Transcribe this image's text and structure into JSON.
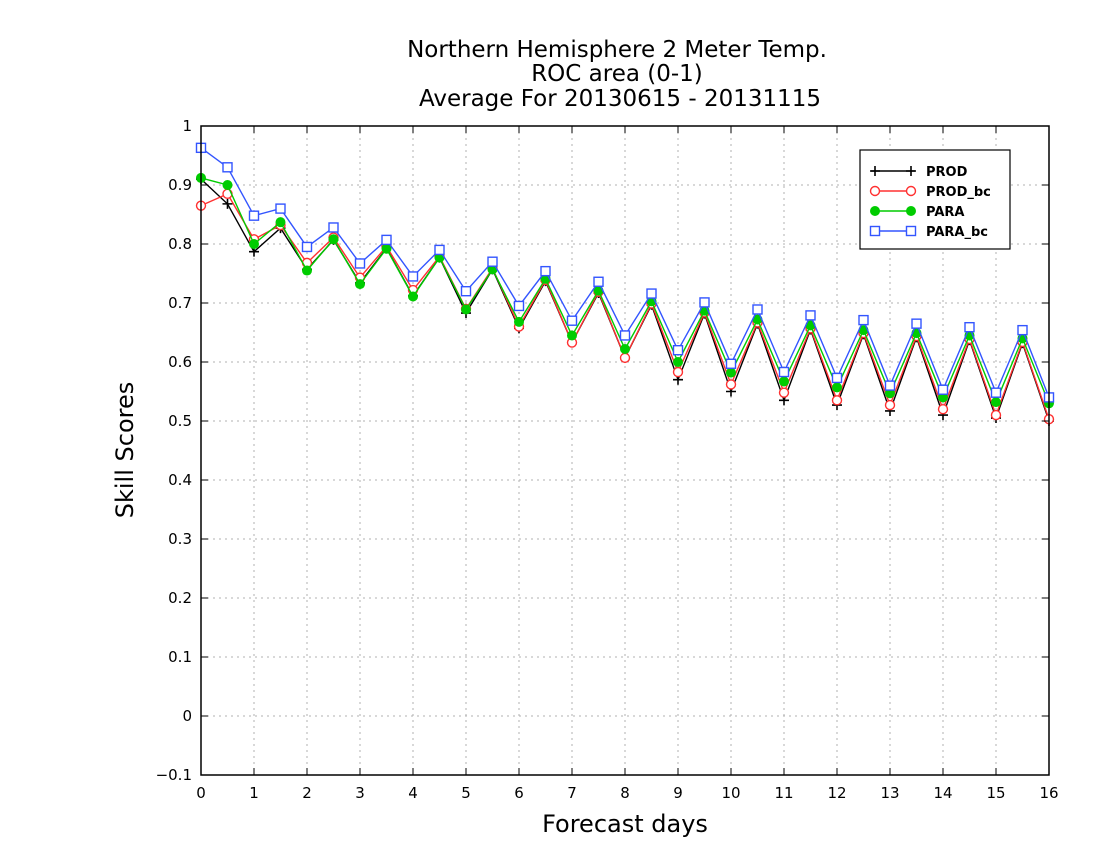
{
  "chart_data": {
    "type": "line",
    "title_lines": [
      "Northern Hemisphere 2 Meter Temp.",
      "ROC area (0-1)",
      "Average For 20130615 - 20131115"
    ],
    "xlabel": "Forecast days",
    "ylabel": "Skill Scores",
    "xlim": [
      0,
      16
    ],
    "ylim": [
      -0.1,
      1
    ],
    "x_ticks": [
      "0",
      "1",
      "2",
      "3",
      "4",
      "5",
      "6",
      "7",
      "8",
      "9",
      "10",
      "11",
      "12",
      "13",
      "14",
      "15",
      "16"
    ],
    "y_ticks": [
      "−0.1",
      "0",
      "0.1",
      "0.2",
      "0.3",
      "0.4",
      "0.5",
      "0.6",
      "0.7",
      "0.8",
      "0.9",
      "1"
    ],
    "grid": true,
    "legend_position": "top-right",
    "x": [
      0,
      0.5,
      1,
      1.5,
      2,
      2.5,
      3,
      3.5,
      4,
      4.5,
      5,
      5.5,
      6,
      6.5,
      7,
      7.5,
      8,
      8.5,
      9,
      9.5,
      10,
      10.5,
      11,
      11.5,
      12,
      12.5,
      13,
      13.5,
      14,
      14.5,
      15,
      15.5,
      16
    ],
    "series": [
      {
        "name": "PROD",
        "color": "#000000",
        "marker": "plus",
        "values": [
          0.91,
          0.868,
          0.787,
          0.827,
          0.757,
          0.807,
          0.734,
          0.793,
          0.712,
          0.777,
          0.683,
          0.757,
          0.657,
          0.737,
          0.633,
          0.717,
          0.607,
          0.697,
          0.57,
          0.682,
          0.55,
          0.665,
          0.535,
          0.655,
          0.527,
          0.647,
          0.517,
          0.642,
          0.51,
          0.637,
          0.505,
          0.632,
          0.5
        ]
      },
      {
        "name": "PROD_bc",
        "color": "#ff3030",
        "marker": "circle",
        "values": [
          0.865,
          0.885,
          0.808,
          0.832,
          0.768,
          0.811,
          0.743,
          0.796,
          0.722,
          0.779,
          0.69,
          0.759,
          0.66,
          0.739,
          0.633,
          0.719,
          0.607,
          0.699,
          0.583,
          0.684,
          0.562,
          0.667,
          0.548,
          0.657,
          0.535,
          0.649,
          0.527,
          0.644,
          0.52,
          0.639,
          0.51,
          0.634,
          0.503
        ]
      },
      {
        "name": "PARA",
        "color": "#00cc00",
        "marker": "filled-circle",
        "values": [
          0.912,
          0.9,
          0.8,
          0.837,
          0.755,
          0.808,
          0.732,
          0.792,
          0.711,
          0.777,
          0.689,
          0.757,
          0.668,
          0.741,
          0.645,
          0.721,
          0.622,
          0.703,
          0.6,
          0.687,
          0.582,
          0.672,
          0.567,
          0.662,
          0.557,
          0.654,
          0.547,
          0.649,
          0.54,
          0.645,
          0.532,
          0.64,
          0.53
        ]
      },
      {
        "name": "PARA_bc",
        "color": "#3355ff",
        "marker": "square",
        "values": [
          0.963,
          0.93,
          0.848,
          0.86,
          0.795,
          0.828,
          0.767,
          0.807,
          0.745,
          0.79,
          0.72,
          0.77,
          0.695,
          0.754,
          0.67,
          0.736,
          0.645,
          0.716,
          0.62,
          0.701,
          0.597,
          0.689,
          0.583,
          0.679,
          0.573,
          0.671,
          0.56,
          0.665,
          0.553,
          0.659,
          0.548,
          0.654,
          0.54
        ]
      }
    ]
  }
}
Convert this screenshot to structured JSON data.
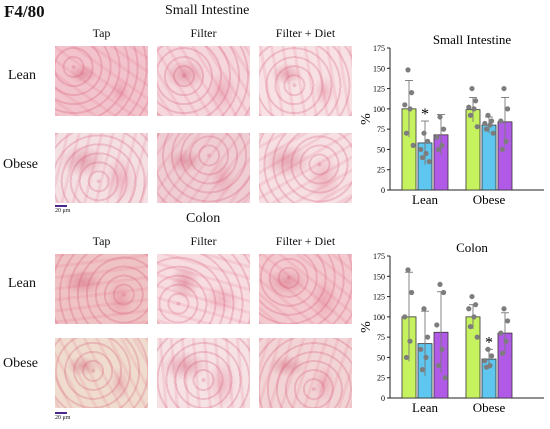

- - - - - - -

*TASK STATEMENT*.
Using the records above, retype everything exactly except the pictures.

*SOLUTION TO THE PROBLEM*.
Transcribe this image's text and structure into JSON.
{
  "chart_data": {
    "type": "line",
    "title_lines": [
      "Northern Hemisphere 2 Meter Temp.",
      "ROC area (0-1)",
      "Average For 20130615 - 20131115"
    ],
    "xlabel": "Forecast days",
    "ylabel": "Skill Scores",
    "xlim": [
      0,
      16
    ],
    "ylim": [
      -0.1,
      1
    ],
    "x_ticks": [
      "0",
      "1",
      "2",
      "3",
      "4",
      "5",
      "6",
      "7",
      "8",
      "9",
      "10",
      "11",
      "12",
      "13",
      "14",
      "15",
      "16"
    ],
    "y_ticks": [
      "−0.1",
      "0",
      "0.1",
      "0.2",
      "0.3",
      "0.4",
      "0.5",
      "0.6",
      "0.7",
      "0.8",
      "0.9",
      "1"
    ],
    "grid": true,
    "legend_position": "top-right",
    "x": [
      0,
      0.5,
      1,
      1.5,
      2,
      2.5,
      3,
      3.5,
      4,
      4.5,
      5,
      5.5,
      6,
      6.5,
      7,
      7.5,
      8,
      8.5,
      9,
      9.5,
      10,
      10.5,
      11,
      11.5,
      12,
      12.5,
      13,
      13.5,
      14,
      14.5,
      15,
      15.5,
      16
    ],
    "series": [
      {
        "name": "PROD",
        "color": "#000000",
        "marker": "plus",
        "values": [
          0.91,
          0.868,
          0.787,
          0.827,
          0.757,
          0.807,
          0.734,
          0.793,
          0.712,
          0.777,
          0.683,
          0.757,
          0.657,
          0.737,
          0.633,
          0.717,
          0.607,
          0.697,
          0.57,
          0.682,
          0.55,
          0.665,
          0.535,
          0.655,
          0.527,
          0.647,
          0.517,
          0.642,
          0.51,
          0.637,
          0.505,
          0.632,
          0.5
        ]
      },
      {
        "name": "PROD_bc",
        "color": "#ff3030",
        "marker": "circle",
        "values": [
          0.865,
          0.885,
          0.808,
          0.832,
          0.768,
          0.811,
          0.743,
          0.796,
          0.722,
          0.779,
          0.69,
          0.759,
          0.66,
          0.739,
          0.633,
          0.719,
          0.607,
          0.699,
          0.583,
          0.684,
          0.562,
          0.667,
          0.548,
          0.657,
          0.535,
          0.649,
          0.527,
          0.644,
          0.52,
          0.639,
          0.51,
          0.634,
          0.503
        ]
      },
      {
        "name": "PARA",
        "color": "#00cc00",
        "marker": "filled-circle",
        "values": [
          0.912,
          0.9,
          0.8,
          0.837,
          0.755,
          0.808,
          0.732,
          0.792,
          0.711,
          0.777,
          0.689,
          0.757,
          0.668,
          0.741,
          0.645,
          0.721,
          0.622,
          0.703,
          0.6,
          0.687,
          0.582,
          0.672,
          0.567,
          0.662,
          0.557,
          0.654,
          0.547,
          0.649,
          0.54,
          0.645,
          0.532,
          0.64,
          0.53
        ]
      },
      {
        "name": "PARA_bc",
        "color": "#3355ff",
        "marker": "square",
        "values": [
          0.963,
          0.93,
          0.848,
          0.86,
          0.795,
          0.828,
          0.767,
          0.807,
          0.745,
          0.79,
          0.72,
          0.77,
          0.695,
          0.754,
          0.67,
          0.736,
          0.645,
          0.716,
          0.62,
          0.701,
          0.597,
          0.689,
          0.583,
          0.679,
          0.573,
          0.671,
          0.56,
          0.665,
          0.553,
          0.659,
          0.548,
          0.654,
          0.54
        ]
      }
    ]
  }
}
Convert this screenshot to structured JSON data.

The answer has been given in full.